Records from a collection

######

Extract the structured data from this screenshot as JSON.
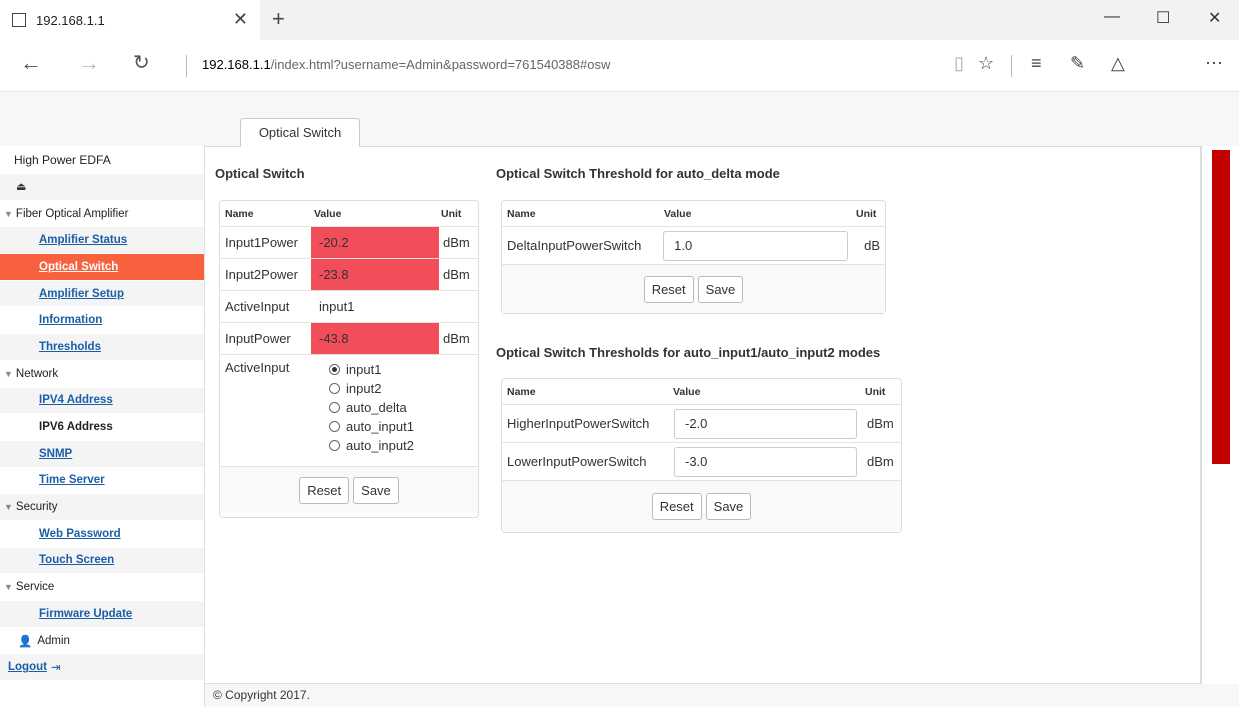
{
  "browser": {
    "tab_title": "192.168.1.1",
    "url_host": "192.168.1.1",
    "url_rest": "/index.html?username=Admin&password=761540388#osw"
  },
  "page_tab": "Optical Switch",
  "sidebar": {
    "title": "High Power EDFA",
    "groups": {
      "fiber": "Fiber Optical Amplifier",
      "network": "Network",
      "security": "Security",
      "service": "Service"
    },
    "items": {
      "amplifier_status": "Amplifier Status",
      "optical_switch": "Optical Switch",
      "amplifier_setup": "Amplifier Setup",
      "information": "Information",
      "thresholds": "Thresholds",
      "ipv4": "IPV4 Address",
      "ipv6": "IPV6 Address",
      "snmp": "SNMP",
      "time_server": "Time Server",
      "web_password": "Web Password",
      "touch_screen": "Touch Screen",
      "firmware_update": "Firmware Update"
    },
    "admin": "Admin",
    "logout": "Logout"
  },
  "optical_switch": {
    "title": "Optical Switch",
    "headers": {
      "name": "Name",
      "value": "Value",
      "unit": "Unit"
    },
    "input1power": {
      "name": "Input1Power",
      "value": "-20.2",
      "unit": "dBm"
    },
    "input2power": {
      "name": "Input2Power",
      "value": "-23.8",
      "unit": "dBm"
    },
    "activeinput_ro": {
      "name": "ActiveInput",
      "value": "input1"
    },
    "inputpower": {
      "name": "InputPower",
      "value": "-43.8",
      "unit": "dBm"
    },
    "activeinput_sel": {
      "name": "ActiveInput",
      "options": [
        "input1",
        "input2",
        "auto_delta",
        "auto_input1",
        "auto_input2"
      ]
    },
    "reset": "Reset",
    "save": "Save"
  },
  "delta_threshold": {
    "title": "Optical Switch Threshold for auto_delta mode",
    "headers": {
      "name": "Name",
      "value": "Value",
      "unit": "Unit"
    },
    "row": {
      "name": "DeltaInputPowerSwitch",
      "value": "1.0",
      "unit": "dB"
    },
    "reset": "Reset",
    "save": "Save"
  },
  "input_thresholds": {
    "title": "Optical Switch Thresholds for auto_input1/auto_input2 modes",
    "headers": {
      "name": "Name",
      "value": "Value",
      "unit": "Unit"
    },
    "higher": {
      "name": "HigherInputPowerSwitch",
      "value": "-2.0",
      "unit": "dBm"
    },
    "lower": {
      "name": "LowerInputPowerSwitch",
      "value": "-3.0",
      "unit": "dBm"
    },
    "reset": "Reset",
    "save": "Save"
  },
  "footer": "© Copyright 2017."
}
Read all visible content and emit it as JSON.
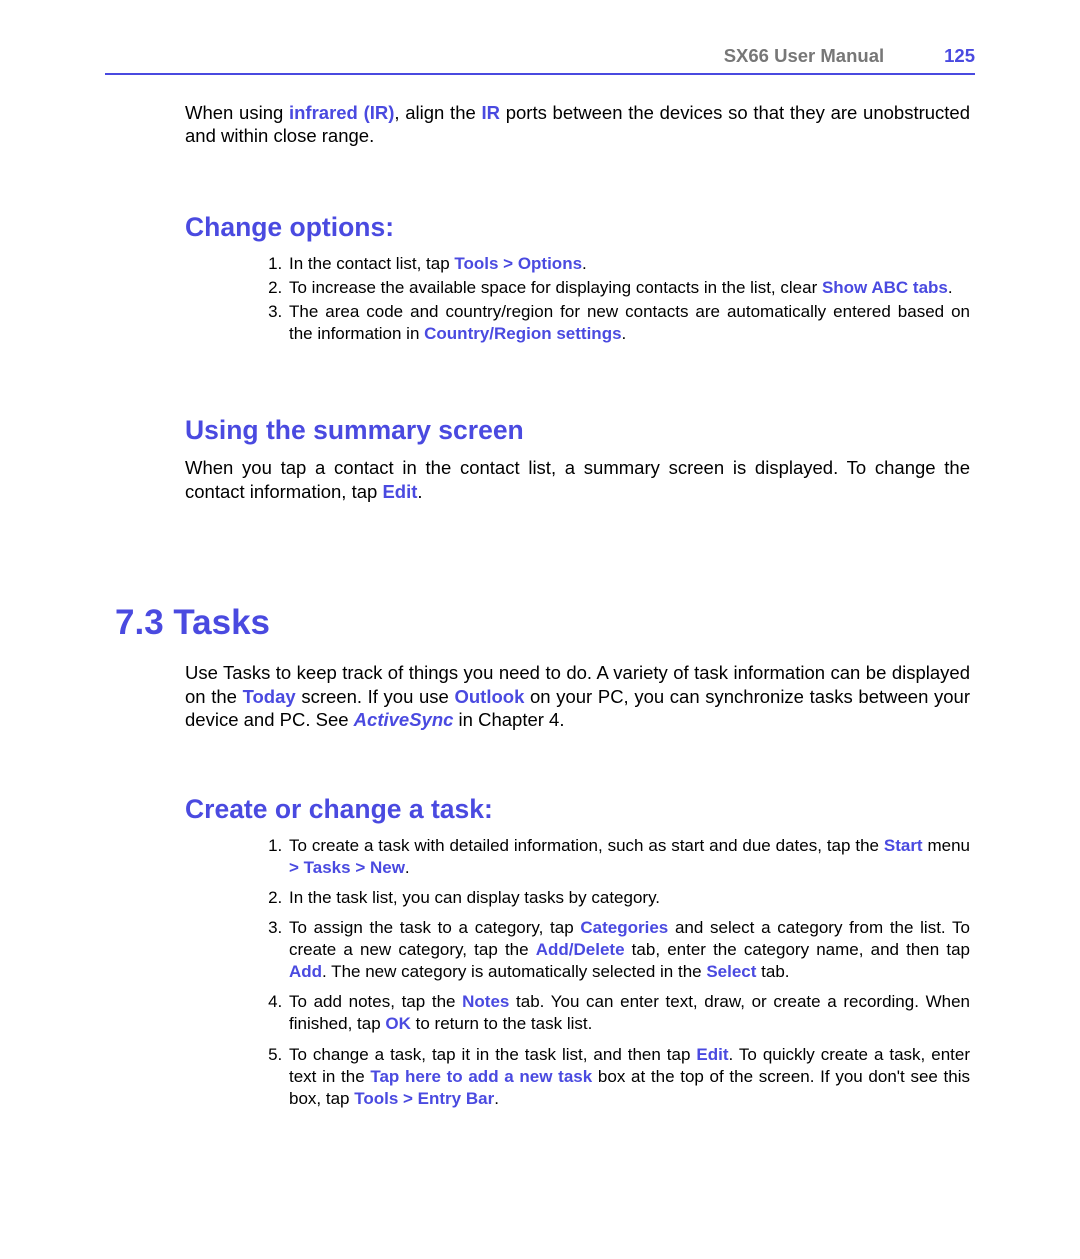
{
  "header": {
    "title": "SX66 User Manual",
    "page": "125"
  },
  "intro": {
    "t1": "When using ",
    "kw1": "infrared (IR)",
    "t2": ", align the ",
    "kw2": "IR",
    "t3": " ports between the devices so that they are unob­structed and within close range."
  },
  "changeOptions": {
    "heading": "Change options:",
    "li1a": "In the contact list, tap ",
    "li1kw": "Tools > Options",
    "li1b": ".",
    "li2a": "To increase the available space for displaying contacts in the list, clear ",
    "li2kw": "Show ABC tabs",
    "li2b": ".",
    "li3a": "The area code and country/region for new contacts are automatically entered based on the information in ",
    "li3kw": "Country/Region settings",
    "li3b": "."
  },
  "summary": {
    "heading": "Using the summary screen",
    "t1": "When you tap a contact in the contact list, a summary screen is displayed. To change the contact information, tap ",
    "kw1": "Edit",
    "t2": "."
  },
  "section": {
    "heading": "7.3  Tasks",
    "t1": "Use Tasks to keep track of things you need to do. A variety of task information can be displayed on the ",
    "kw1": "Today",
    "t2": " screen. If you use ",
    "kw2": "Outlook",
    "t3": " on your PC, you can synchronize tasks between your device and PC. See ",
    "kw3": "ActiveSync",
    "t4": " in Chapter 4."
  },
  "createTask": {
    "heading": "Create or change a task:",
    "li1a": "To create a task with detailed information, such as start and due dates, tap the ",
    "li1kw1": "Start",
    "li1b": " menu ",
    "li1kw2": "> Tasks > New",
    "li1c": ".",
    "li2": "In the task list, you can display tasks by category.",
    "li3a": "To assign the task to a category, tap ",
    "li3kw1": "Categories",
    "li3b": " and select a category from the list. To create a new category, tap the ",
    "li3kw2": "Add/Delete",
    "li3c": " tab, enter the category name, and then tap ",
    "li3kw3": "Add",
    "li3d": ". The new category is automatically selected in the ",
    "li3kw4": "Select",
    "li3e": " tab.",
    "li4a": "To add notes, tap the ",
    "li4kw1": "Notes",
    "li4b": " tab. You can enter text, draw, or create a recording. When finished, tap ",
    "li4kw2": "OK",
    "li4c": " to return to the task list.",
    "li5a": "To change a task, tap it in the task list, and then tap ",
    "li5kw1": "Edit",
    "li5b": ". To quickly create a task, enter text in the ",
    "li5kw2": "Tap here to add a new task",
    "li5c": " box at the top of the screen. If you don't see this box, tap ",
    "li5kw3": "Tools > Entry Bar",
    "li5d": "."
  }
}
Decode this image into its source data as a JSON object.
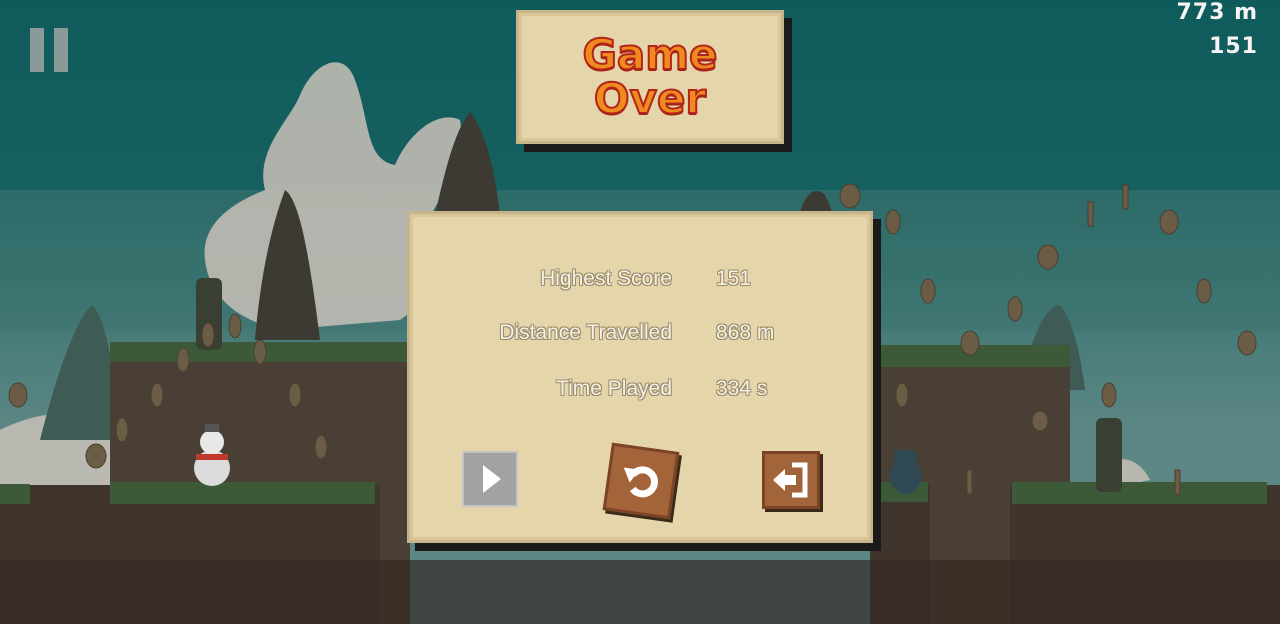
{
  "hud": {
    "distance": "773 m",
    "score": "151"
  },
  "title": {
    "text": "Game\nOver"
  },
  "stats": [
    {
      "label": "Highest Score",
      "value": "151"
    },
    {
      "label": "Distance Travelled",
      "value": "868 m"
    },
    {
      "label": "Time Played",
      "value": "334 s"
    }
  ],
  "buttons": {
    "resume_icon": "play-icon",
    "restart_icon": "restart-icon",
    "exit_icon": "exit-icon"
  },
  "colors": {
    "sky_top": "#0f5b5b",
    "panel_bg": "#e5d5aa",
    "title_fill": "#ef8a1f",
    "title_outline": "#b3241a",
    "button_brown": "#a4643a",
    "button_gray": "#a2a2a2"
  }
}
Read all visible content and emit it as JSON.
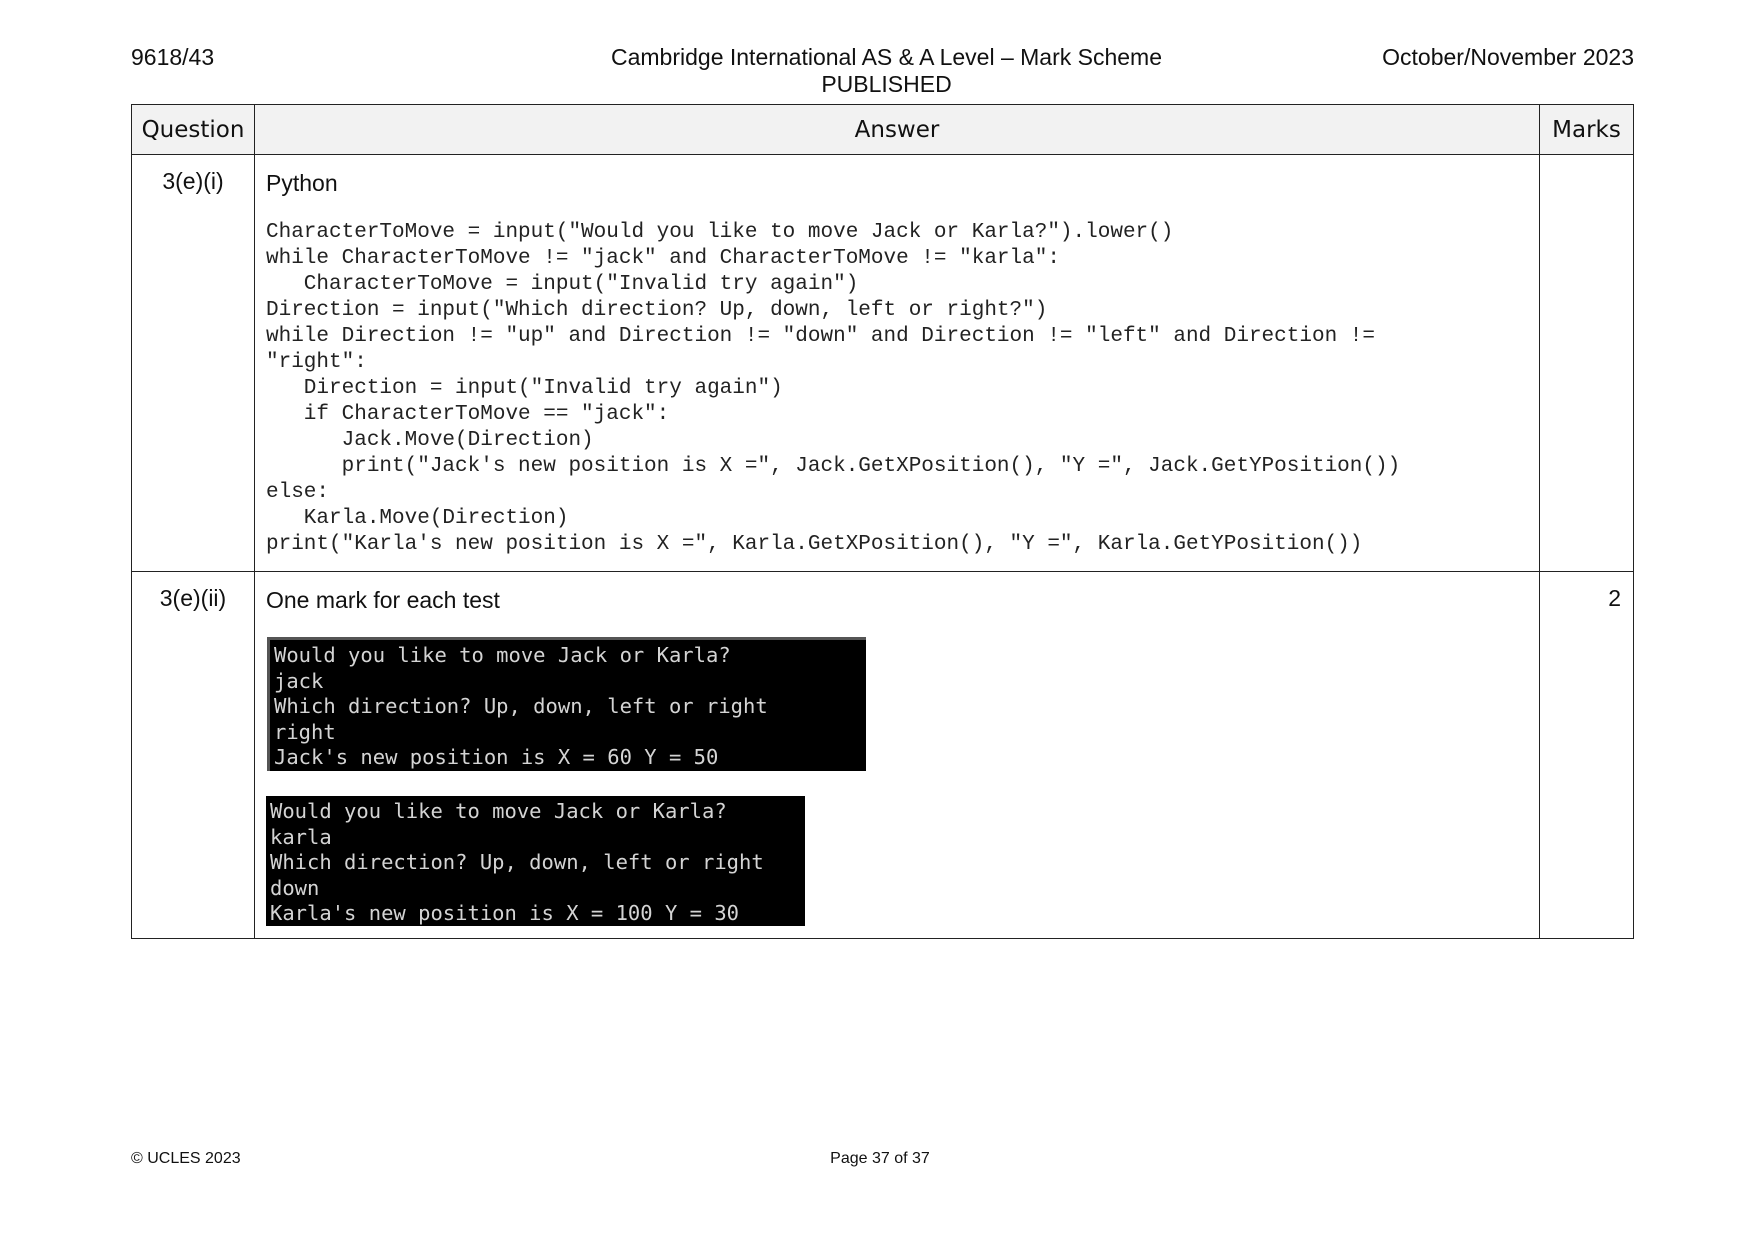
{
  "header": {
    "paper_code": "9618/43",
    "title": "Cambridge International AS & A Level – Mark Scheme",
    "subtitle": "PUBLISHED",
    "session": "October/November 2023"
  },
  "table": {
    "headers": {
      "question": "Question",
      "answer": "Answer",
      "marks": "Marks"
    },
    "rows": [
      {
        "question": "3(e)(i)",
        "answer_title": "Python",
        "code_lines": [
          "CharacterToMove = input(\"Would you like to move Jack or Karla?\").lower()",
          "while CharacterToMove != \"jack\" and CharacterToMove != \"karla\":",
          "   CharacterToMove = input(\"Invalid try again\")",
          "Direction = input(\"Which direction? Up, down, left or right?\")",
          "while Direction != \"up\" and Direction != \"down\" and Direction != \"left\" and Direction !=",
          "\"right\":",
          "   Direction = input(\"Invalid try again\")",
          "   if CharacterToMove == \"jack\":",
          "      Jack.Move(Direction)",
          "      print(\"Jack's new position is X =\", Jack.GetXPosition(), \"Y =\", Jack.GetYPosition())",
          "else:",
          "   Karla.Move(Direction)",
          "print(\"Karla's new position is X =\", Karla.GetXPosition(), \"Y =\", Karla.GetYPosition())"
        ],
        "marks": ""
      },
      {
        "question": "3(e)(ii)",
        "answer_title": "One mark for each test",
        "console1": [
          "Would you like to move Jack or Karla?",
          "jack",
          "Which direction? Up, down, left or right",
          "right",
          "Jack's new position is X = 60 Y = 50"
        ],
        "console2": [
          "Would you like to move Jack or Karla?",
          "karla",
          "Which direction? Up, down, left or right",
          "down",
          "Karla's new position is X = 100 Y = 30"
        ],
        "marks": "2"
      }
    ]
  },
  "footer": {
    "copyright": "© UCLES 2023",
    "page": "Page 37 of 37"
  }
}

######

**Stated task:** Repeat each record exactly, with the pictures left out.

**Answer to the problem:**
Extract the structured data from this screenshot as JSON.
{
  "browser": {
    "tab_title": "192.168.1.1",
    "url_host": "192.168.1.1",
    "url_rest": "/index.html?username=Admin&password=761540388#osw"
  },
  "page_tab": "Optical Switch",
  "sidebar": {
    "title": "High Power EDFA",
    "groups": {
      "fiber": "Fiber Optical Amplifier",
      "network": "Network",
      "security": "Security",
      "service": "Service"
    },
    "items": {
      "amplifier_status": "Amplifier Status",
      "optical_switch": "Optical Switch",
      "amplifier_setup": "Amplifier Setup",
      "information": "Information",
      "thresholds": "Thresholds",
      "ipv4": "IPV4 Address",
      "ipv6": "IPV6 Address",
      "snmp": "SNMP",
      "time_server": "Time Server",
      "web_password": "Web Password",
      "touch_screen": "Touch Screen",
      "firmware_update": "Firmware Update"
    },
    "admin": "Admin",
    "logout": "Logout"
  },
  "optical_switch": {
    "title": "Optical Switch",
    "headers": {
      "name": "Name",
      "value": "Value",
      "unit": "Unit"
    },
    "input1power": {
      "name": "Input1Power",
      "value": "-20.2",
      "unit": "dBm"
    },
    "input2power": {
      "name": "Input2Power",
      "value": "-23.8",
      "unit": "dBm"
    },
    "activeinput_ro": {
      "name": "ActiveInput",
      "value": "input1"
    },
    "inputpower": {
      "name": "InputPower",
      "value": "-43.8",
      "unit": "dBm"
    },
    "activeinput_sel": {
      "name": "ActiveInput",
      "options": [
        "input1",
        "input2",
        "auto_delta",
        "auto_input1",
        "auto_input2"
      ]
    },
    "reset": "Reset",
    "save": "Save"
  },
  "delta_threshold": {
    "title": "Optical Switch Threshold for auto_delta mode",
    "headers": {
      "name": "Name",
      "value": "Value",
      "unit": "Unit"
    },
    "row": {
      "name": "DeltaInputPowerSwitch",
      "value": "1.0",
      "unit": "dB"
    },
    "reset": "Reset",
    "save": "Save"
  },
  "input_thresholds": {
    "title": "Optical Switch Thresholds for auto_input1/auto_input2 modes",
    "headers": {
      "name": "Name",
      "value": "Value",
      "unit": "Unit"
    },
    "higher": {
      "name": "HigherInputPowerSwitch",
      "value": "-2.0",
      "unit": "dBm"
    },
    "lower": {
      "name": "LowerInputPowerSwitch",
      "value": "-3.0",
      "unit": "dBm"
    },
    "reset": "Reset",
    "save": "Save"
  },
  "footer": "© Copyright 2017."
}
Read all visible content and emit it as JSON.
{
  "header": {
    "title": "SX66 User Manual",
    "page": "125"
  },
  "intro": {
    "t1": "When using ",
    "kw1": "infrared (IR)",
    "t2": ", align the ",
    "kw2": "IR",
    "t3": " ports between the devices so that they are unob­structed and within close range."
  },
  "changeOptions": {
    "heading": "Change options:",
    "li1a": "In the contact list, tap ",
    "li1kw": "Tools > Options",
    "li1b": ".",
    "li2a": "To increase the available space for displaying contacts in the list, clear ",
    "li2kw": "Show ABC tabs",
    "li2b": ".",
    "li3a": "The area code and country/region for new contacts are automatically entered based on the information in ",
    "li3kw": "Country/Region settings",
    "li3b": "."
  },
  "summary": {
    "heading": "Using the summary screen",
    "t1": "When you tap a contact in the contact list, a summary screen is displayed. To change the contact information, tap ",
    "kw1": "Edit",
    "t2": "."
  },
  "section": {
    "heading": "7.3  Tasks",
    "t1": "Use Tasks to keep track of things you need to do. A variety of task information can be displayed on the ",
    "kw1": "Today",
    "t2": " screen. If you use ",
    "kw2": "Outlook",
    "t3": " on your PC, you can synchronize tasks between your device and PC. See ",
    "kw3": "ActiveSync",
    "t4": " in Chapter 4."
  },
  "createTask": {
    "heading": "Create or change a task:",
    "li1a": "To create a task with detailed information, such as start and due dates, tap the ",
    "li1kw1": "Start",
    "li1b": " menu ",
    "li1kw2": "> Tasks > New",
    "li1c": ".",
    "li2": "In the task list, you can display tasks by category.",
    "li3a": "To assign the task to a category, tap ",
    "li3kw1": "Categories",
    "li3b": " and select a category from the list. To create a new category, tap the ",
    "li3kw2": "Add/Delete",
    "li3c": " tab, enter the category name, and then tap ",
    "li3kw3": "Add",
    "li3d": ". The new category is automatically selected in the ",
    "li3kw4": "Select",
    "li3e": " tab.",
    "li4a": "To add notes, tap the ",
    "li4kw1": "Notes",
    "li4b": " tab. You can enter text, draw, or create a recording. When finished, tap ",
    "li4kw2": "OK",
    "li4c": " to return to the task list.",
    "li5a": "To change a task, tap it in the task list, and then tap ",
    "li5kw1": "Edit",
    "li5b": ". To quickly create a task, enter text in the ",
    "li5kw2": "Tap here to add a new task",
    "li5c": " box at the top of the screen. If you don't see this box, tap ",
    "li5kw3": "Tools > Entry Bar",
    "li5d": "."
  }
}
Decode this image into its source data as a JSON object.
{
  "hud": {
    "distance": "773 m",
    "score": "151"
  },
  "title": {
    "text": "Game\nOver"
  },
  "stats": [
    {
      "label": "Highest Score",
      "value": "151"
    },
    {
      "label": "Distance Travelled",
      "value": "868 m"
    },
    {
      "label": "Time Played",
      "value": "334 s"
    }
  ],
  "buttons": {
    "resume_icon": "play-icon",
    "restart_icon": "restart-icon",
    "exit_icon": "exit-icon"
  },
  "colors": {
    "sky_top": "#0f5b5b",
    "panel_bg": "#e5d5aa",
    "title_fill": "#ef8a1f",
    "title_outline": "#b3241a",
    "button_brown": "#a4643a",
    "button_gray": "#a2a2a2"
  }
}
Read all visible content and emit it as JSON.
{
  "header": {
    "paper_code": "9618/43",
    "title": "Cambridge International AS & A Level – Mark Scheme",
    "subtitle": "PUBLISHED",
    "session": "October/November 2023"
  },
  "table": {
    "headers": {
      "question": "Question",
      "answer": "Answer",
      "marks": "Marks"
    },
    "rows": [
      {
        "question": "3(e)(i)",
        "answer_title": "Python",
        "code_lines": [
          "CharacterToMove = input(\"Would you like to move Jack or Karla?\").lower()",
          "while CharacterToMove != \"jack\" and CharacterToMove != \"karla\":",
          "   CharacterToMove = input(\"Invalid try again\")",
          "Direction = input(\"Which direction? Up, down, left or right?\")",
          "while Direction != \"up\" and Direction != \"down\" and Direction != \"left\" and Direction !=",
          "\"right\":",
          "   Direction = input(\"Invalid try again\")",
          "   if CharacterToMove == \"jack\":",
          "      Jack.Move(Direction)",
          "      print(\"Jack's new position is X =\", Jack.GetXPosition(), \"Y =\", Jack.GetYPosition())",
          "else:",
          "   Karla.Move(Direction)",
          "print(\"Karla's new position is X =\", Karla.GetXPosition(), \"Y =\", Karla.GetYPosition())"
        ],
        "marks": ""
      },
      {
        "question": "3(e)(ii)",
        "answer_title": "One mark for each test",
        "console1": [
          "Would you like to move Jack or Karla?",
          "jack",
          "Which direction? Up, down, left or right",
          "right",
          "Jack's new position is X = 60 Y = 50"
        ],
        "console2": [
          "Would you like to move Jack or Karla?",
          "karla",
          "Which direction? Up, down, left or right",
          "down",
          "Karla's new position is X = 100 Y = 30"
        ],
        "marks": "2"
      }
    ]
  },
  "footer": {
    "copyright": "© UCLES 2023",
    "page": "Page 37 of 37"
  }
}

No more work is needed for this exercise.